| DATASET EXTRACT |
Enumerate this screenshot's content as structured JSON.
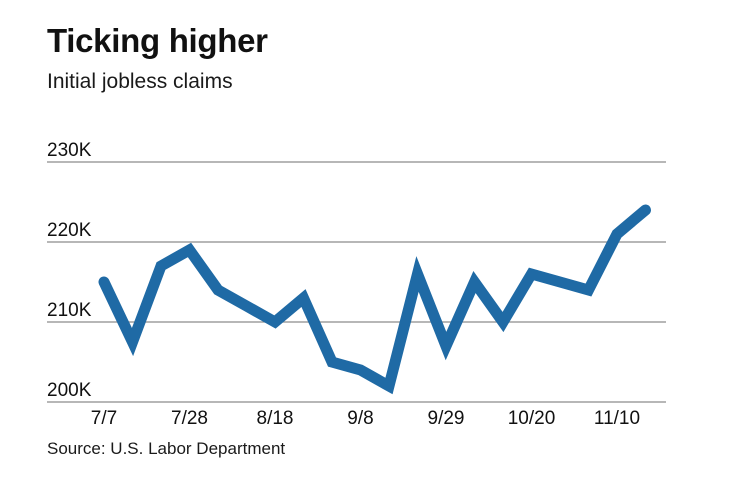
{
  "header": {
    "title": "Ticking higher",
    "subtitle": "Initial jobless claims"
  },
  "footer": {
    "source": "Source: U.S. Labor Department"
  },
  "colors": {
    "line": "#1f6aa5",
    "grid": "#8c8c8c"
  },
  "chart_data": {
    "type": "line",
    "title": "Ticking higher",
    "subtitle": "Initial jobless claims",
    "xlabel": "",
    "ylabel": "",
    "ylim": [
      200000,
      230000
    ],
    "yticks": [
      "200K",
      "210K",
      "220K",
      "230K"
    ],
    "xticks": [
      "7/7",
      "7/28",
      "8/18",
      "9/8",
      "9/29",
      "10/20",
      "11/10"
    ],
    "grid": true,
    "legend": "none",
    "x": [
      "7/7",
      "7/14",
      "7/21",
      "7/28",
      "8/4",
      "8/11",
      "8/18",
      "8/25",
      "9/1",
      "9/8",
      "9/15",
      "9/22",
      "9/29",
      "10/6",
      "10/13",
      "10/20",
      "10/27",
      "11/3",
      "11/10",
      "11/17"
    ],
    "series": [
      {
        "name": "Initial jobless claims",
        "values": [
          215000,
          207500,
          217000,
          219000,
          214000,
          212000,
          210000,
          213000,
          205000,
          204000,
          202000,
          216000,
          207000,
          215000,
          210000,
          216000,
          215000,
          214000,
          221000,
          224000
        ]
      }
    ],
    "source": "Source: U.S. Labor Department"
  }
}
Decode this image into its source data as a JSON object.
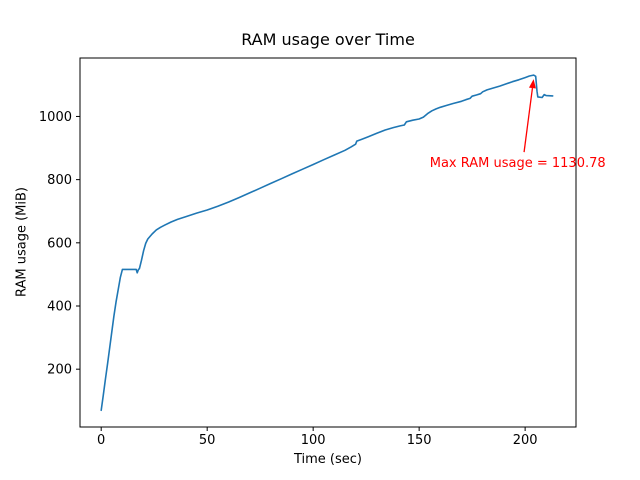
{
  "figure": {
    "background": "#ffffff"
  },
  "chart_data": {
    "type": "line",
    "title": "RAM usage over Time",
    "xlabel": "Time (sec)",
    "ylabel": "RAM usage (MiB)",
    "xlim": [
      -10,
      224
    ],
    "ylim": [
      17,
      1185
    ],
    "xticks": [
      0,
      50,
      100,
      150,
      200
    ],
    "yticks": [
      200,
      400,
      600,
      800,
      1000
    ],
    "grid": false,
    "legend": "none",
    "line_color": "#1f77b4",
    "axis_color": "#000000",
    "max_value": 1130.78,
    "series": [
      {
        "name": "RAM usage",
        "points": [
          [
            0,
            70
          ],
          [
            1,
            118
          ],
          [
            2,
            168
          ],
          [
            3,
            218
          ],
          [
            4,
            268
          ],
          [
            5,
            318
          ],
          [
            6,
            368
          ],
          [
            7,
            412
          ],
          [
            8,
            452
          ],
          [
            9,
            490
          ],
          [
            10,
            516
          ],
          [
            16.5,
            516
          ],
          [
            17,
            505
          ],
          [
            17.6,
            516
          ],
          [
            18,
            518
          ],
          [
            19,
            545
          ],
          [
            20,
            575
          ],
          [
            21,
            598
          ],
          [
            22,
            612
          ],
          [
            24,
            628
          ],
          [
            26,
            641
          ],
          [
            28,
            649
          ],
          [
            30,
            656
          ],
          [
            33,
            666
          ],
          [
            36,
            674
          ],
          [
            40,
            683
          ],
          [
            45,
            694
          ],
          [
            50,
            704
          ],
          [
            55,
            716
          ],
          [
            60,
            729
          ],
          [
            65,
            743
          ],
          [
            70,
            758
          ],
          [
            75,
            773
          ],
          [
            80,
            788
          ],
          [
            85,
            803
          ],
          [
            90,
            818
          ],
          [
            95,
            833
          ],
          [
            100,
            848
          ],
          [
            105,
            863
          ],
          [
            110,
            878
          ],
          [
            115,
            893
          ],
          [
            118,
            904
          ],
          [
            120,
            912
          ],
          [
            120.6,
            922
          ],
          [
            123,
            928
          ],
          [
            126,
            936
          ],
          [
            130,
            947
          ],
          [
            134,
            957
          ],
          [
            138,
            965
          ],
          [
            141,
            970
          ],
          [
            143,
            973
          ],
          [
            144,
            983
          ],
          [
            147,
            988
          ],
          [
            150,
            992
          ],
          [
            152,
            998
          ],
          [
            154,
            1009
          ],
          [
            156,
            1018
          ],
          [
            158,
            1024
          ],
          [
            160,
            1029
          ],
          [
            163,
            1035
          ],
          [
            166,
            1041
          ],
          [
            170,
            1048
          ],
          [
            172,
            1053
          ],
          [
            174,
            1057
          ],
          [
            175,
            1064
          ],
          [
            177,
            1068
          ],
          [
            179,
            1072
          ],
          [
            180,
            1078
          ],
          [
            182,
            1084
          ],
          [
            185,
            1090
          ],
          [
            188,
            1096
          ],
          [
            191,
            1103
          ],
          [
            194,
            1110
          ],
          [
            197,
            1116
          ],
          [
            200,
            1123
          ],
          [
            202,
            1128
          ],
          [
            204,
            1130.78
          ],
          [
            205,
            1127
          ],
          [
            205.6,
            1080
          ],
          [
            206,
            1062
          ],
          [
            208,
            1060
          ],
          [
            209,
            1069
          ],
          [
            210,
            1066
          ],
          [
            213,
            1065
          ]
        ]
      }
    ],
    "annotation": {
      "text": "Max RAM usage = 1130.78",
      "color": "#ff0000",
      "text_xy": [
        155,
        840
      ],
      "arrow_base": [
        199.5,
        887
      ],
      "arrow_tip": [
        204,
        1118
      ]
    }
  }
}
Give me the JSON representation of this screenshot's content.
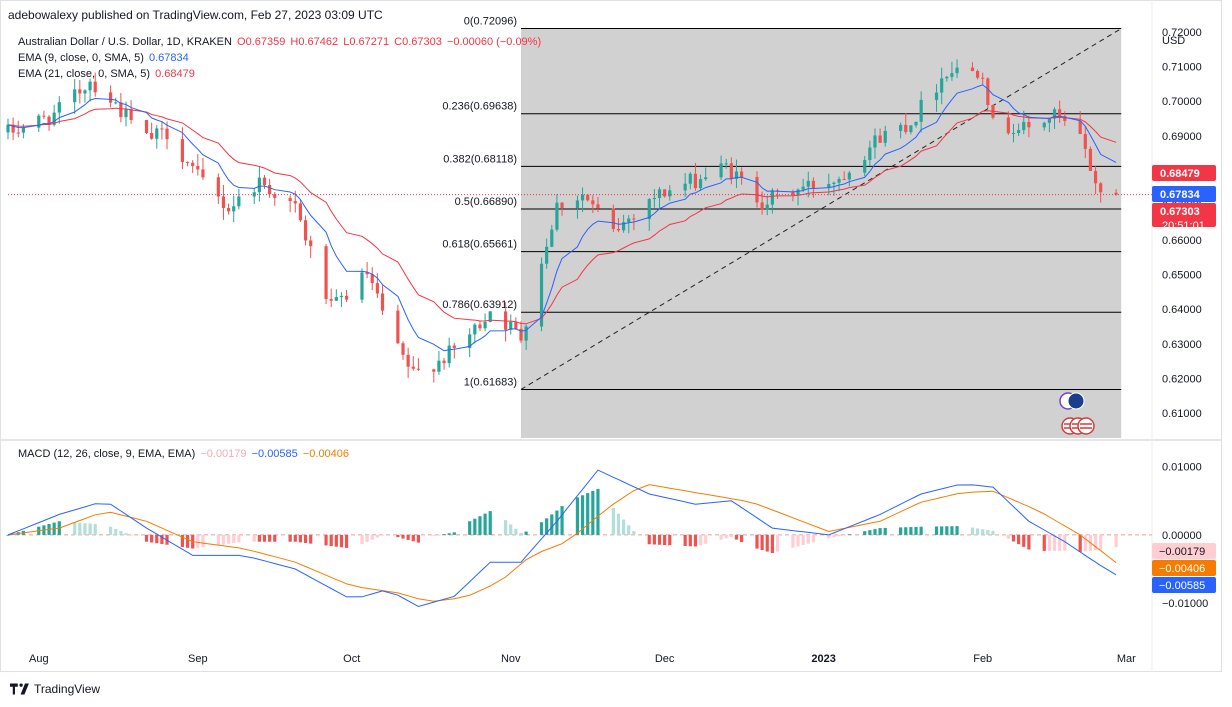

| EXERCISE TASK |
Take the listing above and restate it word for word, without its pictures.

| EXERCISE RESPONSE |
Enumerate this screenshot's content as structured JSON.
{
  "header": {
    "title": "Ticking higher",
    "subtitle": "Initial jobless claims"
  },
  "footer": {
    "source": "Source: U.S. Labor Department"
  },
  "colors": {
    "line": "#1f6aa5",
    "grid": "#8c8c8c"
  },
  "chart_data": {
    "type": "line",
    "title": "Ticking higher",
    "subtitle": "Initial jobless claims",
    "xlabel": "",
    "ylabel": "",
    "ylim": [
      200000,
      230000
    ],
    "yticks": [
      "200K",
      "210K",
      "220K",
      "230K"
    ],
    "xticks": [
      "7/7",
      "7/28",
      "8/18",
      "9/8",
      "9/29",
      "10/20",
      "11/10"
    ],
    "grid": true,
    "legend": "none",
    "x": [
      "7/7",
      "7/14",
      "7/21",
      "7/28",
      "8/4",
      "8/11",
      "8/18",
      "8/25",
      "9/1",
      "9/8",
      "9/15",
      "9/22",
      "9/29",
      "10/6",
      "10/13",
      "10/20",
      "10/27",
      "11/3",
      "11/10",
      "11/17"
    ],
    "series": [
      {
        "name": "Initial jobless claims",
        "values": [
          215000,
          207500,
          217000,
          219000,
          214000,
          212000,
          210000,
          213000,
          205000,
          204000,
          202000,
          216000,
          207000,
          215000,
          210000,
          216000,
          215000,
          214000,
          221000,
          224000
        ]
      }
    ],
    "source": "Source: U.S. Labor Department"
  }
}
Decode this image into its source data as a JSON object.
{
  "figure": {
    "background": "#ffffff"
  },
  "chart_data": {
    "type": "line",
    "title": "RAM usage over Time",
    "xlabel": "Time (sec)",
    "ylabel": "RAM usage (MiB)",
    "xlim": [
      -10,
      224
    ],
    "ylim": [
      17,
      1185
    ],
    "xticks": [
      0,
      50,
      100,
      150,
      200
    ],
    "yticks": [
      200,
      400,
      600,
      800,
      1000
    ],
    "grid": false,
    "legend": "none",
    "line_color": "#1f77b4",
    "axis_color": "#000000",
    "max_value": 1130.78,
    "series": [
      {
        "name": "RAM usage",
        "points": [
          [
            0,
            70
          ],
          [
            1,
            118
          ],
          [
            2,
            168
          ],
          [
            3,
            218
          ],
          [
            4,
            268
          ],
          [
            5,
            318
          ],
          [
            6,
            368
          ],
          [
            7,
            412
          ],
          [
            8,
            452
          ],
          [
            9,
            490
          ],
          [
            10,
            516
          ],
          [
            16.5,
            516
          ],
          [
            17,
            505
          ],
          [
            17.6,
            516
          ],
          [
            18,
            518
          ],
          [
            19,
            545
          ],
          [
            20,
            575
          ],
          [
            21,
            598
          ],
          [
            22,
            612
          ],
          [
            24,
            628
          ],
          [
            26,
            641
          ],
          [
            28,
            649
          ],
          [
            30,
            656
          ],
          [
            33,
            666
          ],
          [
            36,
            674
          ],
          [
            40,
            683
          ],
          [
            45,
            694
          ],
          [
            50,
            704
          ],
          [
            55,
            716
          ],
          [
            60,
            729
          ],
          [
            65,
            743
          ],
          [
            70,
            758
          ],
          [
            75,
            773
          ],
          [
            80,
            788
          ],
          [
            85,
            803
          ],
          [
            90,
            818
          ],
          [
            95,
            833
          ],
          [
            100,
            848
          ],
          [
            105,
            863
          ],
          [
            110,
            878
          ],
          [
            115,
            893
          ],
          [
            118,
            904
          ],
          [
            120,
            912
          ],
          [
            120.6,
            922
          ],
          [
            123,
            928
          ],
          [
            126,
            936
          ],
          [
            130,
            947
          ],
          [
            134,
            957
          ],
          [
            138,
            965
          ],
          [
            141,
            970
          ],
          [
            143,
            973
          ],
          [
            144,
            983
          ],
          [
            147,
            988
          ],
          [
            150,
            992
          ],
          [
            152,
            998
          ],
          [
            154,
            1009
          ],
          [
            156,
            1018
          ],
          [
            158,
            1024
          ],
          [
            160,
            1029
          ],
          [
            163,
            1035
          ],
          [
            166,
            1041
          ],
          [
            170,
            1048
          ],
          [
            172,
            1053
          ],
          [
            174,
            1057
          ],
          [
            175,
            1064
          ],
          [
            177,
            1068
          ],
          [
            179,
            1072
          ],
          [
            180,
            1078
          ],
          [
            182,
            1084
          ],
          [
            185,
            1090
          ],
          [
            188,
            1096
          ],
          [
            191,
            1103
          ],
          [
            194,
            1110
          ],
          [
            197,
            1116
          ],
          [
            200,
            1123
          ],
          [
            202,
            1128
          ],
          [
            204,
            1130.78
          ],
          [
            205,
            1127
          ],
          [
            205.6,
            1080
          ],
          [
            206,
            1062
          ],
          [
            208,
            1060
          ],
          [
            209,
            1069
          ],
          [
            210,
            1066
          ],
          [
            213,
            1065
          ]
        ]
      }
    ],
    "annotation": {
      "text": "Max RAM usage = 1130.78",
      "color": "#ff0000",
      "text_xy": [
        155,
        840
      ],
      "arrow_base": [
        199.5,
        887
      ],
      "arrow_tip": [
        204,
        1118
      ]
    }
  }
}
Give me the JSON representation of this screenshot's content.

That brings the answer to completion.